* [Exercise details] Pull out every line in the entries below that contains the string "Powieść".

(Layout region records)
- - - - -
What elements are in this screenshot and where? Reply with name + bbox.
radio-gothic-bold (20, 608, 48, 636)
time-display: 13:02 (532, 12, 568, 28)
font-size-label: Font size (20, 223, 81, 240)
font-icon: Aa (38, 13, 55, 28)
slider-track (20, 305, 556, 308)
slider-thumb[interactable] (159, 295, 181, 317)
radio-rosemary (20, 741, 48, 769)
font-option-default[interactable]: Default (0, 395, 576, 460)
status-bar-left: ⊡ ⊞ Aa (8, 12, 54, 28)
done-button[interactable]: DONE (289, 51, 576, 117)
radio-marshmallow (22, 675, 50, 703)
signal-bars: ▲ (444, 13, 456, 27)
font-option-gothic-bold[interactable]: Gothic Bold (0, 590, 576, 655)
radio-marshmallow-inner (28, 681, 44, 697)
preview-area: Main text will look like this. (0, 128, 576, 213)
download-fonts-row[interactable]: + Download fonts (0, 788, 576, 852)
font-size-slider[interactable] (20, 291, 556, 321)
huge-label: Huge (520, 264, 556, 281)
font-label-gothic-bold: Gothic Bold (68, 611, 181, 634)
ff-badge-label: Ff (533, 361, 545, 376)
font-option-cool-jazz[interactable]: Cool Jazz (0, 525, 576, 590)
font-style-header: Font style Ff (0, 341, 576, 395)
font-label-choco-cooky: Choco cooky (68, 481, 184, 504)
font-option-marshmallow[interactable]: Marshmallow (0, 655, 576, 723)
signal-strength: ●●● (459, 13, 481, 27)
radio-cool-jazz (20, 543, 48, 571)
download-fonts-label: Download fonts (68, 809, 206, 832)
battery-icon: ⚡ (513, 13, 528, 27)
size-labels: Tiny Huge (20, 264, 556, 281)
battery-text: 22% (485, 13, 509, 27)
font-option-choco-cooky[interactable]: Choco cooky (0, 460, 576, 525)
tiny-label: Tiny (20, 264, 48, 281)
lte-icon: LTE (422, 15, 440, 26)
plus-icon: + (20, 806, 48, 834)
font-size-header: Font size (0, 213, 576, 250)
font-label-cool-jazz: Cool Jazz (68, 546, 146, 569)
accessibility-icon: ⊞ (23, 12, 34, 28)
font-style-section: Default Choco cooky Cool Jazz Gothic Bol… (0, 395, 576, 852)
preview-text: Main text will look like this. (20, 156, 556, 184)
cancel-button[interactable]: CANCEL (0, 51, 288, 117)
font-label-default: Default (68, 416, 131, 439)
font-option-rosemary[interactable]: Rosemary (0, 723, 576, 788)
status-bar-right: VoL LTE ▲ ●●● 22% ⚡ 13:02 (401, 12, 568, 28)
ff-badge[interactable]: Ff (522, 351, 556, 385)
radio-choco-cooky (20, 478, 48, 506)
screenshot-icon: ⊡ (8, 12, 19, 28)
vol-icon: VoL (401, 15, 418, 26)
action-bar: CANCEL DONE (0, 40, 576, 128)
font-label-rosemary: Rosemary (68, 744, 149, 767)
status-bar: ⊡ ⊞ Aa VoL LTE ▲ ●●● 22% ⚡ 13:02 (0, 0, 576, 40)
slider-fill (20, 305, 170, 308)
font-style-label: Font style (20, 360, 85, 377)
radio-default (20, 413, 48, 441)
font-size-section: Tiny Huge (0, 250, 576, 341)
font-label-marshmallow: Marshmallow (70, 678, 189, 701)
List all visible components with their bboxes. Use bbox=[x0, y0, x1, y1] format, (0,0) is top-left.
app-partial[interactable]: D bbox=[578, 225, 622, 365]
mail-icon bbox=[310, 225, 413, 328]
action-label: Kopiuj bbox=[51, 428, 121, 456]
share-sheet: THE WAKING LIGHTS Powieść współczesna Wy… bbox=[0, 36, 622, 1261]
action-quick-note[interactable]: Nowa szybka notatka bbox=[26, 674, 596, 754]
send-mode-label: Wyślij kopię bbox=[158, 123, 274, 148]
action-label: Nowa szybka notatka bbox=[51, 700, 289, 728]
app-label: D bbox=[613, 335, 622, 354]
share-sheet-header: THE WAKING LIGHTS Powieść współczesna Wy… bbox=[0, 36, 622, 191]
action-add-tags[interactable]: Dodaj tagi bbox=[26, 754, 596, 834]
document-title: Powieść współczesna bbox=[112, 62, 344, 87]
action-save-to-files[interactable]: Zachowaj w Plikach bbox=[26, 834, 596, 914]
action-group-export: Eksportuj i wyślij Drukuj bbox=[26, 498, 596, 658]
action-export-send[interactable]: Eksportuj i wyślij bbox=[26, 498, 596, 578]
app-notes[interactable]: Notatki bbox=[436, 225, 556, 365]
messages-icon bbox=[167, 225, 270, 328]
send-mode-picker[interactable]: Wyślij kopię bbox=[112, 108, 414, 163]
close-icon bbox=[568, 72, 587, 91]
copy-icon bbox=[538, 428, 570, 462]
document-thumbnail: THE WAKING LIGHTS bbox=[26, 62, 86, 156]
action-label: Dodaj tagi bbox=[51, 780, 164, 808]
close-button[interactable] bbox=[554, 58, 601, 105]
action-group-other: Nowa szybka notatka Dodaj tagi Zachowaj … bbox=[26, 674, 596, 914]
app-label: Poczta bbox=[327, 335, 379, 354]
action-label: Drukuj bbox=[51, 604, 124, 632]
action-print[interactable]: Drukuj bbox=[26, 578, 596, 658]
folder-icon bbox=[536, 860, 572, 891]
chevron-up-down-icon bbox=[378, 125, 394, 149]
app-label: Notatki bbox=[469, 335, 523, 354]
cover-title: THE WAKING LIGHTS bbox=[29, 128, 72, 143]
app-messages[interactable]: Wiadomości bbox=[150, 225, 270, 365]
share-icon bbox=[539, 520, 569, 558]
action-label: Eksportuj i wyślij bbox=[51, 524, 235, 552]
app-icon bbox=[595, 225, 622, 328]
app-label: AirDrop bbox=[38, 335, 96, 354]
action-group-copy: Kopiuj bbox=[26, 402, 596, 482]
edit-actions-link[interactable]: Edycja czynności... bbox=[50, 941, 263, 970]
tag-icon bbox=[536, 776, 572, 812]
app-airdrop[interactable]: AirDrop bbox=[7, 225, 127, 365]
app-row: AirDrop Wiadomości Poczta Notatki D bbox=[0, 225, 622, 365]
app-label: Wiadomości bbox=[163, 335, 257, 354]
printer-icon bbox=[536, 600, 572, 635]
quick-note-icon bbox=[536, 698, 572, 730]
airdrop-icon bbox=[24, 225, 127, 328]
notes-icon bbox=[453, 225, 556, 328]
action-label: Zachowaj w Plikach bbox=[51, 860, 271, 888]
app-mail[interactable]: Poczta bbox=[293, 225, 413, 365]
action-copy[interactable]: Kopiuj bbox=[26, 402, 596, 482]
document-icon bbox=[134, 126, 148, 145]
- - - - -
* [Task response]
share-sheet: THE WAKING LIGHTS Powieść współczesna Wy… bbox=[0, 36, 622, 1261]
share-sheet-header: THE WAKING LIGHTS Powieść współczesna Wy… bbox=[0, 36, 622, 191]
document-title: Powieść współczesna bbox=[112, 62, 344, 87]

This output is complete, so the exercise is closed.